• **GIVEN ENTRIES**

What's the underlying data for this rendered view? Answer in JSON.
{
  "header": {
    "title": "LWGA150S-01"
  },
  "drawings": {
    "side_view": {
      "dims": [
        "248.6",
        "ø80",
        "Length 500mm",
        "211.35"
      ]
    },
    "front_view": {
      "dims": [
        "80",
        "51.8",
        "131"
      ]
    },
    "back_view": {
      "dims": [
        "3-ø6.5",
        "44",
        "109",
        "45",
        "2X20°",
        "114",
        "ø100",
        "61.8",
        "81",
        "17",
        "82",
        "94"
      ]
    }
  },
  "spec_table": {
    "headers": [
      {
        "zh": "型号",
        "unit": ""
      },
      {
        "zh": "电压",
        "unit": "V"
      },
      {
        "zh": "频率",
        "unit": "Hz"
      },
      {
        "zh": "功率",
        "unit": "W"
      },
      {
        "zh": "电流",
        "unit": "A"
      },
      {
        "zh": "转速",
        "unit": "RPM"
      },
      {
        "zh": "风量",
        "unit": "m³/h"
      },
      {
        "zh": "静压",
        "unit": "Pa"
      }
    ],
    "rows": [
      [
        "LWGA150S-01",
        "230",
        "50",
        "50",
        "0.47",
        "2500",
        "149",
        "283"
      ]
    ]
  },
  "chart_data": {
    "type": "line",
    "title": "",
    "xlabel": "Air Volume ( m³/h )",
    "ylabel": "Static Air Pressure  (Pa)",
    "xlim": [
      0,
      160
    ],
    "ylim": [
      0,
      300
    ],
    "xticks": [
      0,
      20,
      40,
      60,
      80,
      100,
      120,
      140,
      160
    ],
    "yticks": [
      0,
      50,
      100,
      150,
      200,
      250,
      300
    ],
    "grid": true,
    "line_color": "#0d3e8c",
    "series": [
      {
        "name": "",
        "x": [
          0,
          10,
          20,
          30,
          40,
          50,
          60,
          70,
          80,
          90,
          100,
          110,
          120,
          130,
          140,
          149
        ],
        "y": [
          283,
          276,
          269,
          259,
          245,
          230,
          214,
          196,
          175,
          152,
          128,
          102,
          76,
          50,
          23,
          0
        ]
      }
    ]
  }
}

• **EXERCISE TASK**
From the preceding material, extract every line exactly.

• **SOLUTION TO THIS PROBLEM**
What's the underlying data for this rendered view? Answer in JSON.
{
  "header": {
    "title": "LWGA150S-01"
  },
  "drawings": {
    "side_view": {
      "dims": [
        "248.6",
        "ø80",
        "Length 500mm",
        "211.35"
      ]
    },
    "front_view": {
      "dims": [
        "80",
        "51.8",
        "131"
      ]
    },
    "back_view": {
      "dims": [
        "3-ø6.5",
        "44",
        "109",
        "45",
        "2X20°",
        "114",
        "ø100",
        "61.8",
        "81",
        "17",
        "82",
        "94"
      ]
    }
  },
  "spec_table": {
    "headers": [
      {
        "zh": "型号",
        "unit": ""
      },
      {
        "zh": "电压",
        "unit": "V"
      },
      {
        "zh": "频率",
        "unit": "Hz"
      },
      {
        "zh": "功率",
        "unit": "W"
      },
      {
        "zh": "电流",
        "unit": "A"
      },
      {
        "zh": "转速",
        "unit": "RPM"
      },
      {
        "zh": "风量",
        "unit": "m³/h"
      },
      {
        "zh": "静压",
        "unit": "Pa"
      }
    ],
    "rows": [
      [
        "LWGA150S-01",
        "230",
        "50",
        "50",
        "0.47",
        "2500",
        "149",
        "283"
      ]
    ]
  },
  "chart_data": {
    "type": "line",
    "title": "",
    "xlabel": "Air Volume ( m³/h )",
    "ylabel": "Static Air Pressure  (Pa)",
    "xlim": [
      0,
      160
    ],
    "ylim": [
      0,
      300
    ],
    "xticks": [
      0,
      20,
      40,
      60,
      80,
      100,
      120,
      140,
      160
    ],
    "yticks": [
      0,
      50,
      100,
      150,
      200,
      250,
      300
    ],
    "grid": true,
    "line_color": "#0d3e8c",
    "series": [
      {
        "name": "",
        "x": [
          0,
          10,
          20,
          30,
          40,
          50,
          60,
          70,
          80,
          90,
          100,
          110,
          120,
          130,
          140,
          149
        ],
        "y": [
          283,
          276,
          269,
          259,
          245,
          230,
          214,
          196,
          175,
          152,
          128,
          102,
          76,
          50,
          23,
          0
        ]
      }
    ]
  }
}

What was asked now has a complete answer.